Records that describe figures
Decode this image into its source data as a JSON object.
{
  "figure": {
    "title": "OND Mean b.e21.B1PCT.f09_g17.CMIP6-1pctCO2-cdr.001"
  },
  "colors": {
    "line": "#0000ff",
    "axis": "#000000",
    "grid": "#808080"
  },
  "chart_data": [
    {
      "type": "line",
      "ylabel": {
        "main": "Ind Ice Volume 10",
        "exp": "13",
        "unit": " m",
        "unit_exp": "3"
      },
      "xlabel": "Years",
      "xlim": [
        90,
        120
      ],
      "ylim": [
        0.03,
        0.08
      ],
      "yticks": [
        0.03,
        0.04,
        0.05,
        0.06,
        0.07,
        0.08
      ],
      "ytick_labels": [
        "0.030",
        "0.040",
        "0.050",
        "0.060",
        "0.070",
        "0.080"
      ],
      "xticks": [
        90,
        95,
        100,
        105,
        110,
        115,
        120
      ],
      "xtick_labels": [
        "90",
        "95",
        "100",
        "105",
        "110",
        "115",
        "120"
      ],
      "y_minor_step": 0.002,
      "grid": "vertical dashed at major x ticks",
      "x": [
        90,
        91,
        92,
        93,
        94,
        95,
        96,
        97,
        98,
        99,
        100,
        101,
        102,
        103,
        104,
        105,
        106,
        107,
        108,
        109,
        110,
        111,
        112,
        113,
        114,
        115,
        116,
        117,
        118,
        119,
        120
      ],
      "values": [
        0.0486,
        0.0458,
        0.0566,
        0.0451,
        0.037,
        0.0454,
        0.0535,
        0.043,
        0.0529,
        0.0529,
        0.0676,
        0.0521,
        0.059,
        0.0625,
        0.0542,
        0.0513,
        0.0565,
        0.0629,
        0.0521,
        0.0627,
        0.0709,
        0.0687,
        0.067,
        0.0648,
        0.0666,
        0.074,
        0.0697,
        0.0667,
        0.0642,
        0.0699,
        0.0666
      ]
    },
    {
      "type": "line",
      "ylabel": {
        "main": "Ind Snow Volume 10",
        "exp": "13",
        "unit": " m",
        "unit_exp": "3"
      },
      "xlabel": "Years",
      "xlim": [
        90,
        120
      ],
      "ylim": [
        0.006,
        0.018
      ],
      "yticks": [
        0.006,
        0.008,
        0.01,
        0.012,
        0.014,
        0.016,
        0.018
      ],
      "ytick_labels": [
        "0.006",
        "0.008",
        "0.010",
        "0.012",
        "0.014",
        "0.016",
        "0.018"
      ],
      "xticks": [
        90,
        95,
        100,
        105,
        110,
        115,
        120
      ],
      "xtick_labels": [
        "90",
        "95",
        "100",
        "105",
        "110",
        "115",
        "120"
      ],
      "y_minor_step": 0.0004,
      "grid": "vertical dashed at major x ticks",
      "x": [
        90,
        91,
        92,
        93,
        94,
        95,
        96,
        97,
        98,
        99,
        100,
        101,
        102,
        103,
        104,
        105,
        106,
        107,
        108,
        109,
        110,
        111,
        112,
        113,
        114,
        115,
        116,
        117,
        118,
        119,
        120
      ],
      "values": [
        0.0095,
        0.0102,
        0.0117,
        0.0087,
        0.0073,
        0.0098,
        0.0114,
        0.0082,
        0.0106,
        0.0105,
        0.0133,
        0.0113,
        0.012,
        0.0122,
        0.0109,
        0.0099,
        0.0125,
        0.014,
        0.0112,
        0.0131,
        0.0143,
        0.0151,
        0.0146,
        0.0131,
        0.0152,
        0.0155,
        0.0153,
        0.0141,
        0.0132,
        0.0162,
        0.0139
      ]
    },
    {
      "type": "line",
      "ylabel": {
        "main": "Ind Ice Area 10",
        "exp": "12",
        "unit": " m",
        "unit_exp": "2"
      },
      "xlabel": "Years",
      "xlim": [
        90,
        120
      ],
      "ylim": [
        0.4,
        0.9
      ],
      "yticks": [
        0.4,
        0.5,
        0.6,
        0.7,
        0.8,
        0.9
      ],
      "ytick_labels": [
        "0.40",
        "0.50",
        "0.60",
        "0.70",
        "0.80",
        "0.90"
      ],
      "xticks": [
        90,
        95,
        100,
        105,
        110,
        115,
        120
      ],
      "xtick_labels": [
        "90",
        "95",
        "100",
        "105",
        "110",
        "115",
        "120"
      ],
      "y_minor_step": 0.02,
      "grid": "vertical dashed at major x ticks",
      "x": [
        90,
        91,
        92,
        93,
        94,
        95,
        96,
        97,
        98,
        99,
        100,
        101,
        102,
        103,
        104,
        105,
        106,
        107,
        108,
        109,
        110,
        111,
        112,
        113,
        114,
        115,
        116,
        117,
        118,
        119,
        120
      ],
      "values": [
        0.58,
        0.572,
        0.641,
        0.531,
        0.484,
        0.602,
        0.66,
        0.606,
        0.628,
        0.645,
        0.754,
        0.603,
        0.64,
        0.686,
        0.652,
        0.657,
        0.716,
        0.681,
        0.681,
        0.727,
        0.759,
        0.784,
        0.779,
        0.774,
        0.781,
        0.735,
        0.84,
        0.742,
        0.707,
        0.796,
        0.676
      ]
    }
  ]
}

### [Problem requirements]
Your task is to quote all of the data word for word.

### [Response to the task]
Decode this image into its source data as a JSON object.
{
  "figure": {
    "title": "OND Mean b.e21.B1PCT.f09_g17.CMIP6-1pctCO2-cdr.001"
  },
  "colors": {
    "line": "#0000ff",
    "axis": "#000000",
    "grid": "#808080"
  },
  "chart_data": [
    {
      "type": "line",
      "ylabel": {
        "main": "Ind Ice Volume 10",
        "exp": "13",
        "unit": " m",
        "unit_exp": "3"
      },
      "xlabel": "Years",
      "xlim": [
        90,
        120
      ],
      "ylim": [
        0.03,
        0.08
      ],
      "yticks": [
        0.03,
        0.04,
        0.05,
        0.06,
        0.07,
        0.08
      ],
      "ytick_labels": [
        "0.030",
        "0.040",
        "0.050",
        "0.060",
        "0.070",
        "0.080"
      ],
      "xticks": [
        90,
        95,
        100,
        105,
        110,
        115,
        120
      ],
      "xtick_labels": [
        "90",
        "95",
        "100",
        "105",
        "110",
        "115",
        "120"
      ],
      "y_minor_step": 0.002,
      "grid": "vertical dashed at major x ticks",
      "x": [
        90,
        91,
        92,
        93,
        94,
        95,
        96,
        97,
        98,
        99,
        100,
        101,
        102,
        103,
        104,
        105,
        106,
        107,
        108,
        109,
        110,
        111,
        112,
        113,
        114,
        115,
        116,
        117,
        118,
        119,
        120
      ],
      "values": [
        0.0486,
        0.0458,
        0.0566,
        0.0451,
        0.037,
        0.0454,
        0.0535,
        0.043,
        0.0529,
        0.0529,
        0.0676,
        0.0521,
        0.059,
        0.0625,
        0.0542,
        0.0513,
        0.0565,
        0.0629,
        0.0521,
        0.0627,
        0.0709,
        0.0687,
        0.067,
        0.0648,
        0.0666,
        0.074,
        0.0697,
        0.0667,
        0.0642,
        0.0699,
        0.0666
      ]
    },
    {
      "type": "line",
      "ylabel": {
        "main": "Ind Snow Volume 10",
        "exp": "13",
        "unit": " m",
        "unit_exp": "3"
      },
      "xlabel": "Years",
      "xlim": [
        90,
        120
      ],
      "ylim": [
        0.006,
        0.018
      ],
      "yticks": [
        0.006,
        0.008,
        0.01,
        0.012,
        0.014,
        0.016,
        0.018
      ],
      "ytick_labels": [
        "0.006",
        "0.008",
        "0.010",
        "0.012",
        "0.014",
        "0.016",
        "0.018"
      ],
      "xticks": [
        90,
        95,
        100,
        105,
        110,
        115,
        120
      ],
      "xtick_labels": [
        "90",
        "95",
        "100",
        "105",
        "110",
        "115",
        "120"
      ],
      "y_minor_step": 0.0004,
      "grid": "vertical dashed at major x ticks",
      "x": [
        90,
        91,
        92,
        93,
        94,
        95,
        96,
        97,
        98,
        99,
        100,
        101,
        102,
        103,
        104,
        105,
        106,
        107,
        108,
        109,
        110,
        111,
        112,
        113,
        114,
        115,
        116,
        117,
        118,
        119,
        120
      ],
      "values": [
        0.0095,
        0.0102,
        0.0117,
        0.0087,
        0.0073,
        0.0098,
        0.0114,
        0.0082,
        0.0106,
        0.0105,
        0.0133,
        0.0113,
        0.012,
        0.0122,
        0.0109,
        0.0099,
        0.0125,
        0.014,
        0.0112,
        0.0131,
        0.0143,
        0.0151,
        0.0146,
        0.0131,
        0.0152,
        0.0155,
        0.0153,
        0.0141,
        0.0132,
        0.0162,
        0.0139
      ]
    },
    {
      "type": "line",
      "ylabel": {
        "main": "Ind Ice Area 10",
        "exp": "12",
        "unit": " m",
        "unit_exp": "2"
      },
      "xlabel": "Years",
      "xlim": [
        90,
        120
      ],
      "ylim": [
        0.4,
        0.9
      ],
      "yticks": [
        0.4,
        0.5,
        0.6,
        0.7,
        0.8,
        0.9
      ],
      "ytick_labels": [
        "0.40",
        "0.50",
        "0.60",
        "0.70",
        "0.80",
        "0.90"
      ],
      "xticks": [
        90,
        95,
        100,
        105,
        110,
        115,
        120
      ],
      "xtick_labels": [
        "90",
        "95",
        "100",
        "105",
        "110",
        "115",
        "120"
      ],
      "y_minor_step": 0.02,
      "grid": "vertical dashed at major x ticks",
      "x": [
        90,
        91,
        92,
        93,
        94,
        95,
        96,
        97,
        98,
        99,
        100,
        101,
        102,
        103,
        104,
        105,
        106,
        107,
        108,
        109,
        110,
        111,
        112,
        113,
        114,
        115,
        116,
        117,
        118,
        119,
        120
      ],
      "values": [
        0.58,
        0.572,
        0.641,
        0.531,
        0.484,
        0.602,
        0.66,
        0.606,
        0.628,
        0.645,
        0.754,
        0.603,
        0.64,
        0.686,
        0.652,
        0.657,
        0.716,
        0.681,
        0.681,
        0.727,
        0.759,
        0.784,
        0.779,
        0.774,
        0.781,
        0.735,
        0.84,
        0.742,
        0.707,
        0.796,
        0.676
      ]
    }
  ]
}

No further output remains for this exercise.